The exercise
Copy the listing below word for word, leaving out the pictures.

%%

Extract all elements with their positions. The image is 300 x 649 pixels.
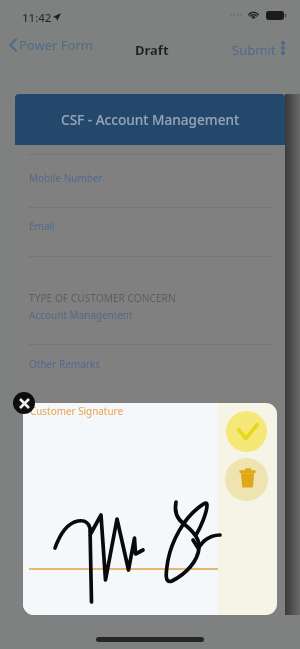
button[interactable]: Other Remarks [15, 345, 285, 391]
staticText: Customer Signature [30, 404, 124, 417]
button[interactable]: More options [276, 35, 290, 61]
button[interactable]: Submit [226, 35, 282, 65]
staticText: Power Form [19, 36, 93, 54]
button[interactable]: Clear signature [225, 458, 268, 501]
staticText: Draft [135, 41, 169, 59]
staticText: 11:42 [22, 10, 52, 26]
staticText: TYPE OF CUSTOMER CONCERN [29, 291, 176, 305]
button[interactable]: Power Form [4, 31, 101, 59]
staticText: Account Management [29, 308, 133, 322]
button[interactable]: Close [13, 392, 35, 414]
button[interactable]: TYPE OF CUSTOMER CONCERN [15, 257, 285, 344]
staticText: Mobile Number [29, 171, 103, 185]
button[interactable]: Mobile Number [15, 155, 285, 207]
staticText: CSF - Account Management [61, 110, 240, 129]
staticText: Other Remarks [29, 357, 101, 371]
button[interactable]: Accept signature [226, 411, 267, 452]
staticText: Email [29, 219, 55, 233]
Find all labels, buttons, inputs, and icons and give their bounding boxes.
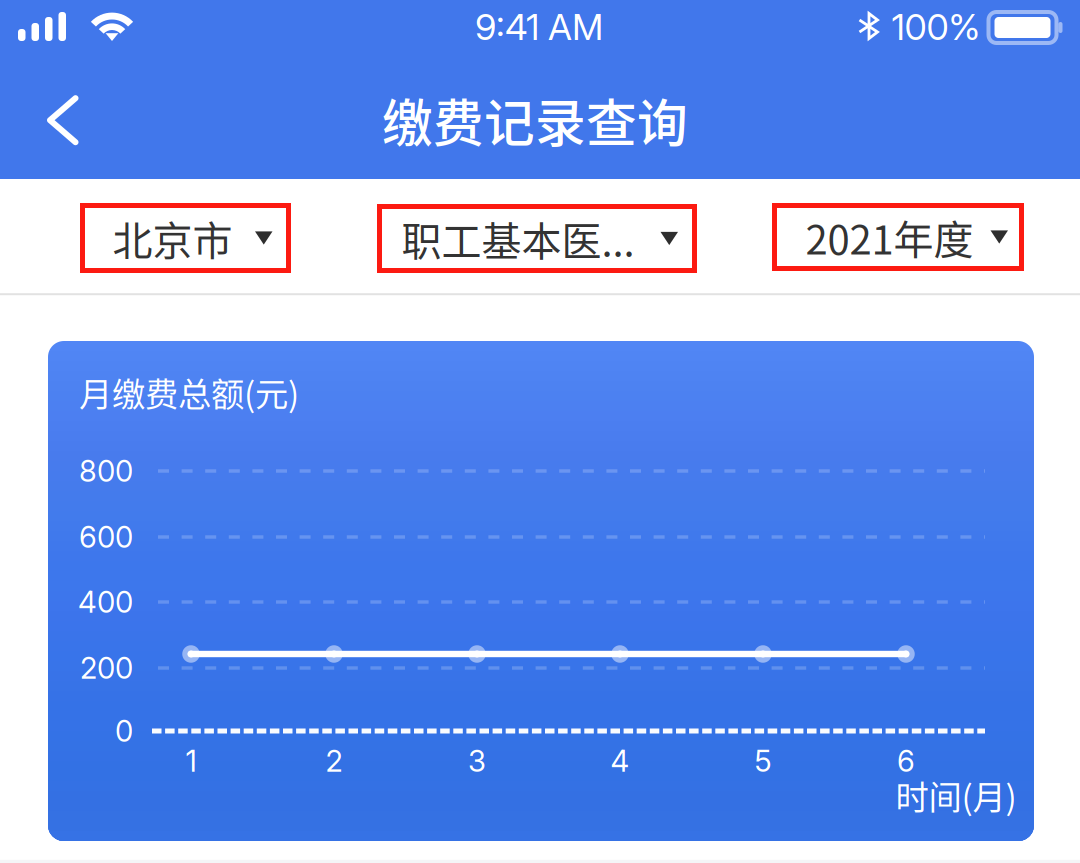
- button[interactable]: 返回: [1, 62, 125, 179]
- staticText: 时间(月): [896, 771, 1016, 819]
- staticText: 800: [79, 453, 133, 489]
- staticText: 6: [897, 743, 915, 779]
- button[interactable]: 北京市: [80, 203, 291, 273]
- button[interactable]: 职工基本医...: [377, 204, 697, 273]
- staticText: 月缴费总额(元): [79, 368, 299, 416]
- button[interactable]: 2021年度: [772, 203, 1024, 271]
- staticText: 北京市: [112, 209, 232, 267]
- staticText: 1: [186, 743, 196, 779]
- staticText: 2: [326, 743, 342, 779]
- staticText: 4: [610, 743, 630, 779]
- staticText: 600: [79, 519, 133, 555]
- staticText: 3: [468, 743, 486, 779]
- staticText: 100%: [892, 5, 980, 49]
- staticText: 职工基本医...: [402, 210, 634, 267]
- staticText: 200: [80, 650, 133, 686]
- staticText: 9:41 AM: [475, 5, 603, 49]
- staticText: 2021年度: [806, 208, 974, 266]
- staticText: 0: [115, 713, 133, 749]
- staticText: 5: [754, 743, 772, 779]
- staticText: 400: [78, 584, 133, 620]
- staticText: 缴费记录查询: [382, 83, 688, 157]
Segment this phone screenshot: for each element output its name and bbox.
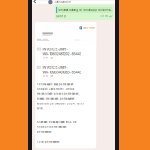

%%

Answer to the exercise
Extract all elements with their positions. The image is 300 x 649 pixels.
button[interactable]: Other Remarks [15, 345, 285, 391]
staticText: Customer Signature [30, 404, 124, 417]
button[interactable]: More options [276, 35, 290, 61]
button[interactable]: Submit [226, 35, 282, 65]
staticText: Power Form [19, 36, 93, 54]
button[interactable]: Clear signature [225, 458, 268, 501]
staticText: Draft [135, 41, 169, 59]
staticText: 11:42 [22, 10, 52, 26]
staticText: TYPE OF CUSTOMER CONCERN [29, 291, 176, 305]
button[interactable]: Power Form [4, 31, 101, 59]
staticText: Account Management [29, 308, 133, 322]
button[interactable]: Close [13, 392, 35, 414]
button[interactable]: TYPE OF CUSTOMER CONCERN [15, 257, 285, 344]
staticText: Mobile Number [29, 171, 103, 185]
button[interactable]: Mobile Number [15, 155, 285, 207]
staticText: CSF - Account Management [61, 110, 240, 129]
staticText: Other Remarks [29, 357, 101, 371]
button[interactable]: Accept signature [226, 411, 267, 452]
staticText: Email [29, 219, 55, 233]
Find all labels, buttons, inputs, and icons and give their bounding boxes.
- button[interactable]: 返回: [1, 62, 125, 179]
- staticText: 时间(月): [896, 771, 1016, 819]
- staticText: 800: [79, 453, 133, 489]
- staticText: 6: [897, 743, 915, 779]
- button[interactable]: 北京市: [80, 203, 291, 273]
- button[interactable]: 职工基本医...: [377, 204, 697, 273]
- staticText: 月缴费总额(元): [79, 368, 299, 416]
- button[interactable]: 2021年度: [772, 203, 1024, 271]
- staticText: 北京市: [112, 209, 232, 267]
- staticText: 1: [186, 743, 196, 779]
- staticText: 2: [326, 743, 342, 779]
- staticText: 4: [610, 743, 630, 779]
- staticText: 600: [79, 519, 133, 555]
- staticText: 3: [468, 743, 486, 779]
- staticText: 100%: [892, 5, 980, 49]
- staticText: 职工基本医...: [402, 210, 634, 267]
- staticText: 200: [80, 650, 133, 686]
- staticText: 9:41 AM: [475, 5, 603, 49]
- staticText: 2021年度: [806, 208, 974, 266]
- staticText: 0: [115, 713, 133, 749]
- staticText: 5: [754, 743, 772, 779]
- staticText: 400: [78, 584, 133, 620]
- staticText: 缴费记录查询: [382, 83, 688, 157]
Segment this phone screenshot: for each element output its name and bbox.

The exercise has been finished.